● Exercise details
Without the pictures, reproduce the records that follow exactly.

>> Begin Given entries

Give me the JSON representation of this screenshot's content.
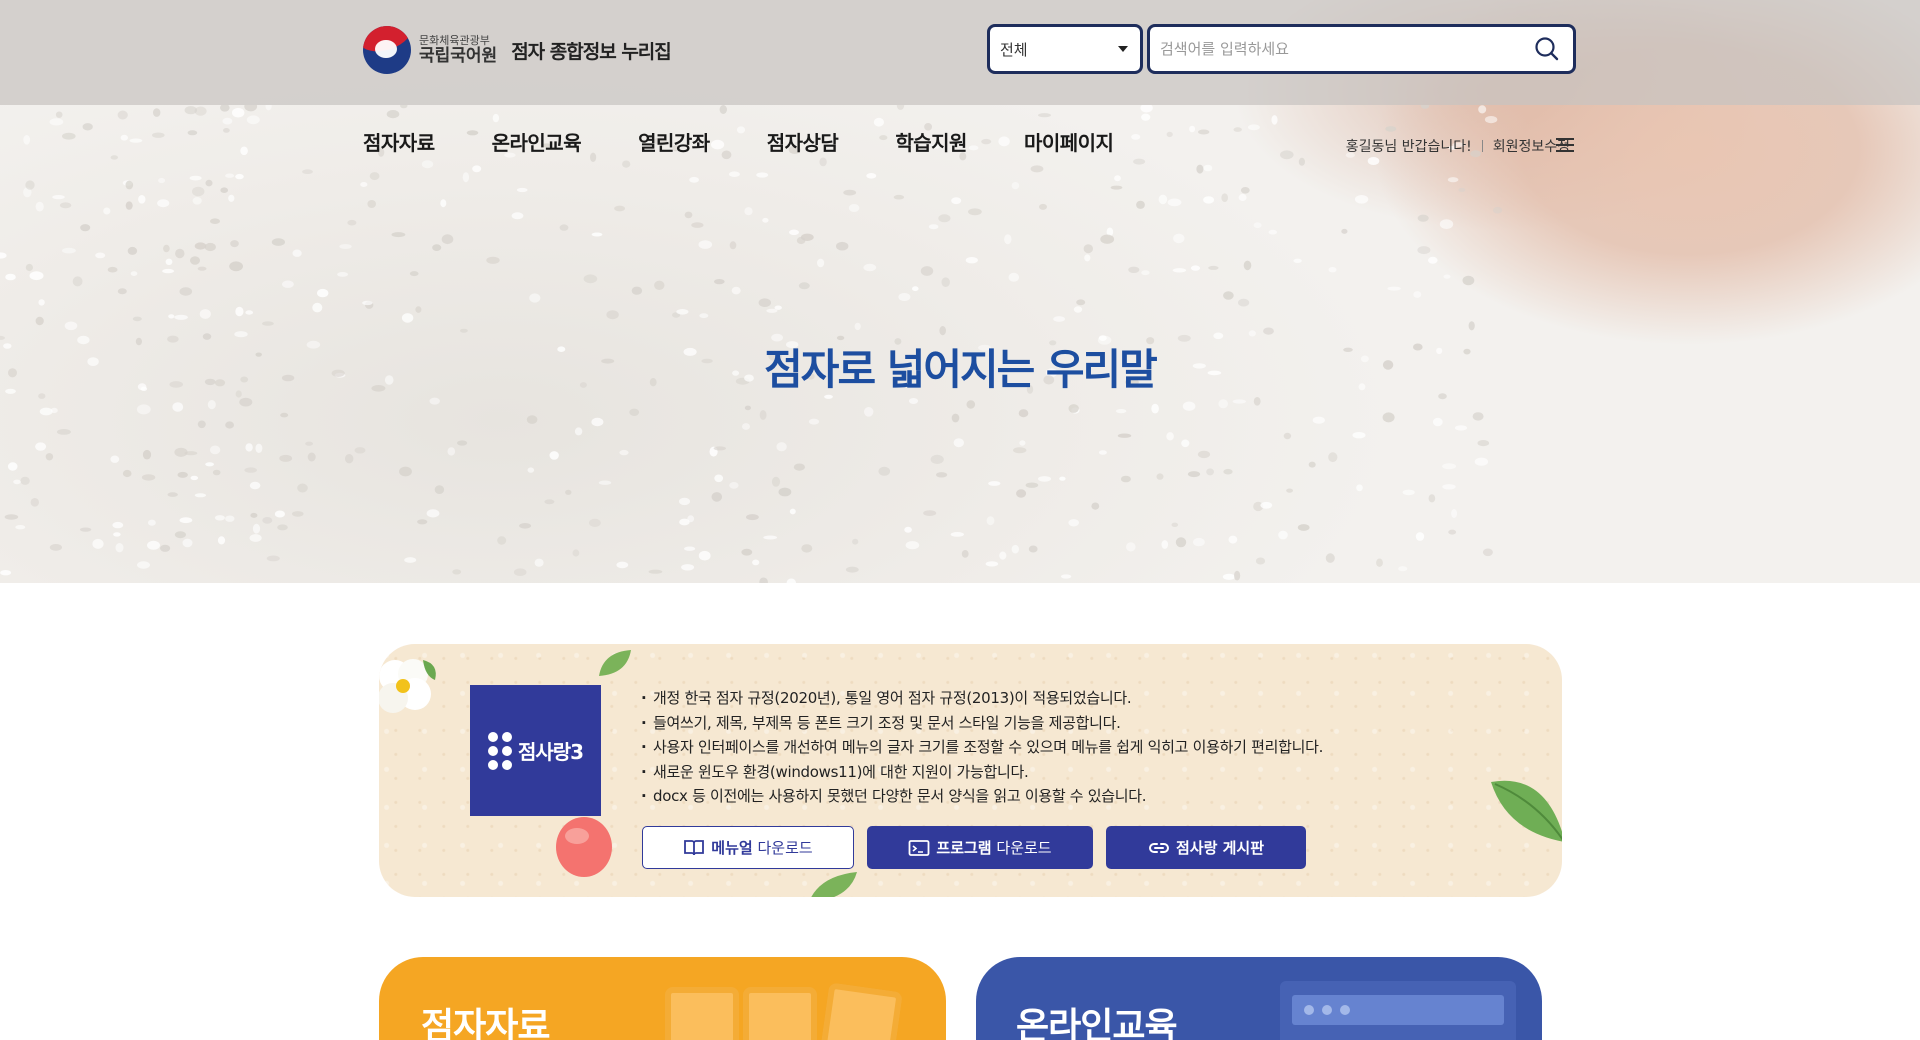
{
  "header": {
    "ministry": "문화체육관광부",
    "institute": "국립국어원",
    "site_name": "점자 종합정보 누리집"
  },
  "search": {
    "category_selected": "전체",
    "placeholder": "검색어를 입력하세요"
  },
  "nav": {
    "items": [
      {
        "label": "점자자료"
      },
      {
        "label": "온라인교육"
      },
      {
        "label": "열린강좌"
      },
      {
        "label": "점자상담"
      },
      {
        "label": "학습지원"
      },
      {
        "label": "마이페이지"
      }
    ]
  },
  "user": {
    "greeting": "홍길동님 반갑습니다!",
    "edit_profile": "회원정보수정"
  },
  "hero": {
    "title": "점자로 넓어지는 우리말"
  },
  "notice": {
    "product_name": "점사랑3",
    "features": [
      "개정 한국 점자 규정(2020년), 통일 영어 점자 규정(2013)이 적용되었습니다.",
      "들여쓰기, 제목, 부제목 등 폰트 크기 조정 및 문서 스타일 기능을 제공합니다.",
      "사용자 인터페이스를 개선하여 메뉴의 글자 크기를 조정할 수 있으며 메뉴를 쉽게 익히고 이용하기 편리합니다.",
      "새로운 윈도우 환경(windows11)에 대한 지원이 가능합니다.",
      "docx 등 이전에는 사용하지 못했던 다양한 문서 양식을 읽고 이용할 수 있습니다."
    ],
    "buttons": {
      "manual_strong": "메뉴얼",
      "manual_rest": "다운로드",
      "program_strong": "프로그램",
      "program_rest": "다운로드",
      "board_strong": "점사랑 게시판"
    }
  },
  "cards": [
    {
      "title": "점자자료",
      "color": "#f5a623"
    },
    {
      "title": "온라인교육",
      "color": "#3a56a8"
    }
  ],
  "colors": {
    "primary": "#313a9a",
    "hero_title": "#1d4ea0",
    "search_border": "#1e2d5c"
  }
}
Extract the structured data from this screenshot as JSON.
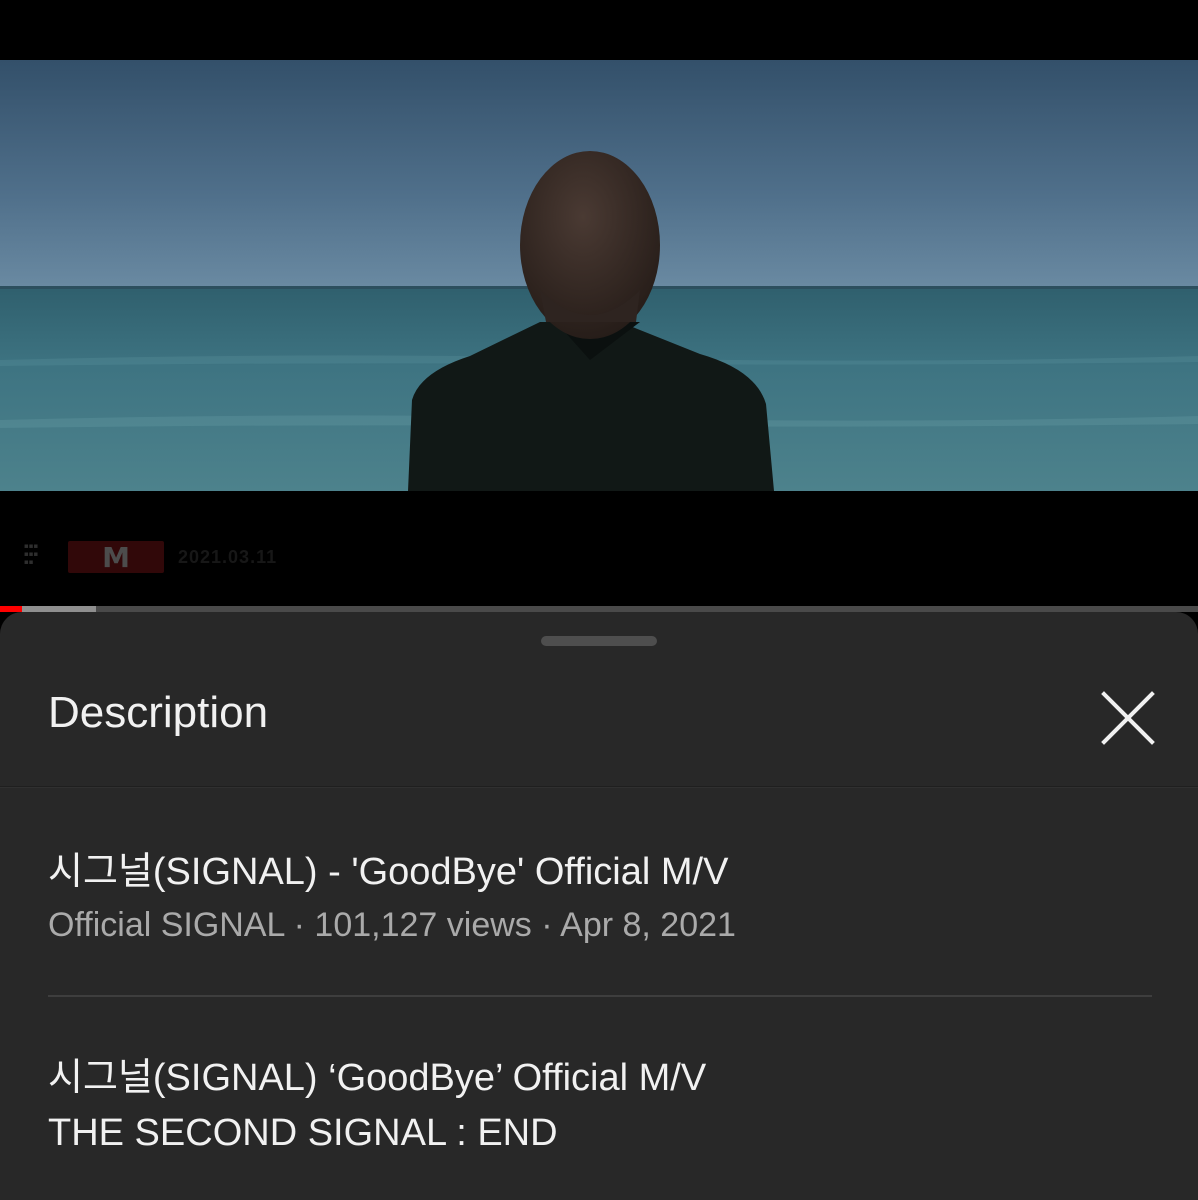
{
  "player": {
    "watermark": {
      "brand_letter": "M",
      "date": "2021.03.11"
    },
    "progress": {
      "played_fraction": 0.018,
      "buffered_fraction": 0.08
    }
  },
  "sheet": {
    "title": "Description",
    "close_icon": "close-icon"
  },
  "video": {
    "title": "시그널(SIGNAL) - 'GoodBye' Official M/V",
    "channel": "Official SIGNAL",
    "views": "101,127 views",
    "date": "Apr 8, 2021",
    "separator": " · "
  },
  "description": {
    "lines": [
      "시그널(SIGNAL) ‘GoodBye’ Official M/V",
      "THE SECOND SIGNAL : END"
    ]
  },
  "colors": {
    "sheet_background": "#282828",
    "progress_played": "#ff0000",
    "text_primary": "#f1f1f1",
    "text_secondary": "#aaaaaa"
  }
}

>> End Given entries

● Solution below
Give me the JSON representation of this screenshot's content.
{
  "header": {
    "ministry": "문화체육관광부",
    "institute": "국립국어원",
    "site_name": "점자 종합정보 누리집"
  },
  "search": {
    "category_selected": "전체",
    "placeholder": "검색어를 입력하세요"
  },
  "nav": {
    "items": [
      {
        "label": "점자자료"
      },
      {
        "label": "온라인교육"
      },
      {
        "label": "열린강좌"
      },
      {
        "label": "점자상담"
      },
      {
        "label": "학습지원"
      },
      {
        "label": "마이페이지"
      }
    ]
  },
  "user": {
    "greeting": "홍길동님 반갑습니다!",
    "edit_profile": "회원정보수정"
  },
  "hero": {
    "title": "점자로 넓어지는 우리말"
  },
  "notice": {
    "product_name": "점사랑3",
    "features": [
      "개정 한국 점자 규정(2020년), 통일 영어 점자 규정(2013)이 적용되었습니다.",
      "들여쓰기, 제목, 부제목 등 폰트 크기 조정 및 문서 스타일 기능을 제공합니다.",
      "사용자 인터페이스를 개선하여 메뉴의 글자 크기를 조정할 수 있으며 메뉴를 쉽게 익히고 이용하기 편리합니다.",
      "새로운 윈도우 환경(windows11)에 대한 지원이 가능합니다.",
      "docx 등 이전에는 사용하지 못했던 다양한 문서 양식을 읽고 이용할 수 있습니다."
    ],
    "buttons": {
      "manual_strong": "메뉴얼",
      "manual_rest": "다운로드",
      "program_strong": "프로그램",
      "program_rest": "다운로드",
      "board_strong": "점사랑 게시판"
    }
  },
  "cards": [
    {
      "title": "점자자료",
      "color": "#f5a623"
    },
    {
      "title": "온라인교육",
      "color": "#3a56a8"
    }
  ],
  "colors": {
    "primary": "#313a9a",
    "hero_title": "#1d4ea0",
    "search_border": "#1e2d5c"
  }
}
Extract the structured data from this screenshot as JSON.
{
  "player": {
    "watermark": {
      "brand_letter": "M",
      "date": "2021.03.11"
    },
    "progress": {
      "played_fraction": 0.018,
      "buffered_fraction": 0.08
    }
  },
  "sheet": {
    "title": "Description",
    "close_icon": "close-icon"
  },
  "video": {
    "title": "시그널(SIGNAL) - 'GoodBye' Official M/V",
    "channel": "Official SIGNAL",
    "views": "101,127 views",
    "date": "Apr 8, 2021",
    "separator": " · "
  },
  "description": {
    "lines": [
      "시그널(SIGNAL) ‘GoodBye’ Official M/V",
      "THE SECOND SIGNAL : END"
    ]
  },
  "colors": {
    "sheet_background": "#282828",
    "progress_played": "#ff0000",
    "text_primary": "#f1f1f1",
    "text_secondary": "#aaaaaa"
  }
}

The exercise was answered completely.